→ WHAT IS REQUIRED
Format the lines starting at the one containing "Itemize the components" and ending at the one containing "peak-label: 3437: [28, 153, 51, 165]", both included, as a JSON list of strings with one string per line and blank lines omitted.

>> BEGIN MATERIAL PROVIDED

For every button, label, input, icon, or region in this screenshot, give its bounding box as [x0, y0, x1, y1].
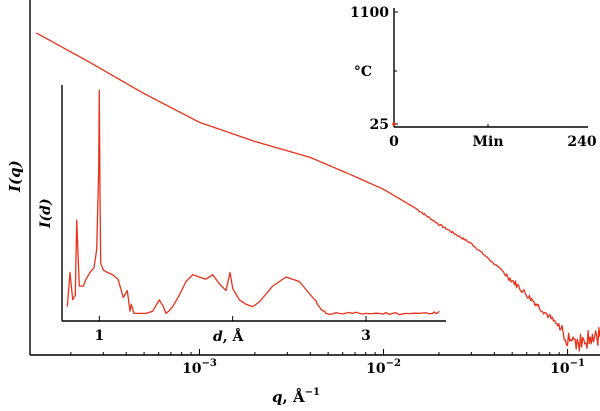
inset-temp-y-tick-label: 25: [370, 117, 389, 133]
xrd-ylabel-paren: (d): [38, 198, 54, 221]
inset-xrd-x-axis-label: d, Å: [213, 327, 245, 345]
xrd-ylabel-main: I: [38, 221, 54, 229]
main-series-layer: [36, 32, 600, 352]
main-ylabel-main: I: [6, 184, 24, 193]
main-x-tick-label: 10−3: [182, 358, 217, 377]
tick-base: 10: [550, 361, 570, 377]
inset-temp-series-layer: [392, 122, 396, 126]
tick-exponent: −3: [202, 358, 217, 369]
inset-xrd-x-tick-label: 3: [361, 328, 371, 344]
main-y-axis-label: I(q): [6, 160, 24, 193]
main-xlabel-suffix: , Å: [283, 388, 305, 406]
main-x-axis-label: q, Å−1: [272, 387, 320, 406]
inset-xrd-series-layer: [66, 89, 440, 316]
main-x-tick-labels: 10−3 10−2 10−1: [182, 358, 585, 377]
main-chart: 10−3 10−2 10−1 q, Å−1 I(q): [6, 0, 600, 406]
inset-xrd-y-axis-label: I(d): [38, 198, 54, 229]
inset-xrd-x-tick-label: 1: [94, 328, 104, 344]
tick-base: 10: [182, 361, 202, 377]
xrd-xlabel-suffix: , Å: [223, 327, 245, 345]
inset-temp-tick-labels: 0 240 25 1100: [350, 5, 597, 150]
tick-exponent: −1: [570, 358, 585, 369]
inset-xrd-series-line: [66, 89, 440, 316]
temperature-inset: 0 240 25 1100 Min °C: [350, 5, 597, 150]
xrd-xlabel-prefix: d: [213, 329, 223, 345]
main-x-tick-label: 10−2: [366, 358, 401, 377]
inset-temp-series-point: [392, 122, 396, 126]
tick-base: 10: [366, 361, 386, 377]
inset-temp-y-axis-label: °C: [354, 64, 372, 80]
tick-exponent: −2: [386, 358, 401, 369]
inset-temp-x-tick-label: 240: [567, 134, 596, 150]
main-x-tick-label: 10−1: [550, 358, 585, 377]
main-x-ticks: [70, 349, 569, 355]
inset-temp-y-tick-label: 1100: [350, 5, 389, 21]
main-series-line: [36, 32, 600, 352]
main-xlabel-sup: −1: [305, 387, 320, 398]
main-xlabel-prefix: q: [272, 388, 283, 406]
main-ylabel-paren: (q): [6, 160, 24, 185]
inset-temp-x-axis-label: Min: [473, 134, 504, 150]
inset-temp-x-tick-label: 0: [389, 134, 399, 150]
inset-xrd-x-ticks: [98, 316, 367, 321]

>> END MATERIAL PROVIDED
>> BEGIN MATERIAL PROVIDED

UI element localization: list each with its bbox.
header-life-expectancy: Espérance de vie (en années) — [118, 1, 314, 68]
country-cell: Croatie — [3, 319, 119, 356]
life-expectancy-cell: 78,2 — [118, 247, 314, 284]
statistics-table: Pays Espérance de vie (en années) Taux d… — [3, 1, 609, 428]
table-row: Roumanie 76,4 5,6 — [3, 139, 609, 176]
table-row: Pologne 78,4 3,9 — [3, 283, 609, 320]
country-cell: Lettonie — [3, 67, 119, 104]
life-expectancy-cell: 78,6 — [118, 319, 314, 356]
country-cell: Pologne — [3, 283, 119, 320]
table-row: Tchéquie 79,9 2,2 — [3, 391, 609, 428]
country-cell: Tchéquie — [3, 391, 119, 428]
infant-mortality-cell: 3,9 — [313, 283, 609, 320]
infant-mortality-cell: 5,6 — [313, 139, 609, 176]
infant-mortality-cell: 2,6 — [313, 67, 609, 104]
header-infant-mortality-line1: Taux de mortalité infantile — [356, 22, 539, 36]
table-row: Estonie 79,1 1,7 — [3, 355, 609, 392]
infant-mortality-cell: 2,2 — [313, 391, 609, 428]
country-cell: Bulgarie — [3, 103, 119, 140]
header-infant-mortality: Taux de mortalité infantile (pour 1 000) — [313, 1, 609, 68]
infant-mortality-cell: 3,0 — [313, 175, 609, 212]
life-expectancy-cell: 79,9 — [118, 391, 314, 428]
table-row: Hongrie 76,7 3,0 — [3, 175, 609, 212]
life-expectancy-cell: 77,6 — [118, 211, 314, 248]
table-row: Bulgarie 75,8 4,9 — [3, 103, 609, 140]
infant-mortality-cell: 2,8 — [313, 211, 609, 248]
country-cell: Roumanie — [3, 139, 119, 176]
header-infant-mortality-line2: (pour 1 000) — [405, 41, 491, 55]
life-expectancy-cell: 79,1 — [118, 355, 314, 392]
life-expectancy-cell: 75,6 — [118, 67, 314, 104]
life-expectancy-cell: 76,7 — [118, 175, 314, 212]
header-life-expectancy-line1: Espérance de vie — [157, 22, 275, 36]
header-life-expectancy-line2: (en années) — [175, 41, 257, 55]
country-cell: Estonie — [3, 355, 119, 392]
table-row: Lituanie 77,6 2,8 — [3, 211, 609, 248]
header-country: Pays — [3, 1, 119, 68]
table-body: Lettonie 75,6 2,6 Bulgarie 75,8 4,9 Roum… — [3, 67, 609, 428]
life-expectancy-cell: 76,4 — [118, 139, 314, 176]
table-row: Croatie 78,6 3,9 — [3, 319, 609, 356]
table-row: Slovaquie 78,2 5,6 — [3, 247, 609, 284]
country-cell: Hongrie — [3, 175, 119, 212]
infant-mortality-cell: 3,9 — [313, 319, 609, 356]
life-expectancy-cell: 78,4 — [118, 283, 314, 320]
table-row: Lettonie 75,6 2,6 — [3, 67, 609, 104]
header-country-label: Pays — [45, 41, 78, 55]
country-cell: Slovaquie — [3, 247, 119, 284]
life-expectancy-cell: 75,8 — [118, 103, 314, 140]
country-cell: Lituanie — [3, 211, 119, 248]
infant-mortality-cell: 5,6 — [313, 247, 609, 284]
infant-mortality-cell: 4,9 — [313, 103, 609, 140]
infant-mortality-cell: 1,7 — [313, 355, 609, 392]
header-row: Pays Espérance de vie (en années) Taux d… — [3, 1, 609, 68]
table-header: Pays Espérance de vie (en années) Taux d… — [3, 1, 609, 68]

>> END MATERIAL PROVIDED
>> BEGIN MATERIAL PROVIDED

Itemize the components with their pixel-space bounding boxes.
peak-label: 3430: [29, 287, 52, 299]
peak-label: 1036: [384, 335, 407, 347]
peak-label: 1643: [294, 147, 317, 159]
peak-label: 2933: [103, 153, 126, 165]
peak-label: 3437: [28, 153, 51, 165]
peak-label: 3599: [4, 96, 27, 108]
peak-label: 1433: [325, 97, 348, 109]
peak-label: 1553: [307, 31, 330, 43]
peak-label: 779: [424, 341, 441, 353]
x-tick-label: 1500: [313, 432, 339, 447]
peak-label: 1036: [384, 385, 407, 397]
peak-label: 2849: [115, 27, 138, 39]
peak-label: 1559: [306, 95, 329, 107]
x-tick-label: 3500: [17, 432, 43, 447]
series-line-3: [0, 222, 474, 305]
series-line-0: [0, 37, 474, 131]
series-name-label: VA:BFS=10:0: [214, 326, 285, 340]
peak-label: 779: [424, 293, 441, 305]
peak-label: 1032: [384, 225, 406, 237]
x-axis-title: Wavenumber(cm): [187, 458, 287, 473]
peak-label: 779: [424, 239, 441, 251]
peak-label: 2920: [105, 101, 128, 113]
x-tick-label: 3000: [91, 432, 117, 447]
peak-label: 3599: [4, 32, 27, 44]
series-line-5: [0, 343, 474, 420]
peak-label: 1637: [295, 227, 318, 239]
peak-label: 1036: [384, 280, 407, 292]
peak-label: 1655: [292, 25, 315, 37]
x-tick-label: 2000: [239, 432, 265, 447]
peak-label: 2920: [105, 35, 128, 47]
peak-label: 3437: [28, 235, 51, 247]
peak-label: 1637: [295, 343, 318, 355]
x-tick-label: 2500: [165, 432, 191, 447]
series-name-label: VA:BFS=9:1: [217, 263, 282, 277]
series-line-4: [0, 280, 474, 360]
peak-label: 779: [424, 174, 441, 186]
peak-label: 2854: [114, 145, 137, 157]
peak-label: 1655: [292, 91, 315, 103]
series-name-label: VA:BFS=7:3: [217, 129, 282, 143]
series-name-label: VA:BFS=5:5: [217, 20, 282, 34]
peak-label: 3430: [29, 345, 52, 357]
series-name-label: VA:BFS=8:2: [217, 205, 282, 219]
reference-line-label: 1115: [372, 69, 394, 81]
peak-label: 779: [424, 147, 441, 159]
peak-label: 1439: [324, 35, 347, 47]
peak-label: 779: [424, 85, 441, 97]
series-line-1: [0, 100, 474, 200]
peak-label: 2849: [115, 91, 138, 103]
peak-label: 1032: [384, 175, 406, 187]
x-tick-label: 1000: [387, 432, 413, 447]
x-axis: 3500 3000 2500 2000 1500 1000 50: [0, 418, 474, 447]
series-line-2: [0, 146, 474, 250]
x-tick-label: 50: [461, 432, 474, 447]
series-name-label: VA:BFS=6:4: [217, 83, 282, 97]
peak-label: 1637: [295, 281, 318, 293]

>> END MATERIAL PROVIDED

→ TASK RESPONSE
[
  "Itemize the components with their pixel-space bounding boxes.",
  "peak-label: 3430: [29, 287, 52, 299]",
  "peak-label: 1036: [384, 335, 407, 347]",
  "peak-label: 1643: [294, 147, 317, 159]",
  "peak-label: 2933: [103, 153, 126, 165]",
  "peak-label: 3437: [28, 153, 51, 165]"
]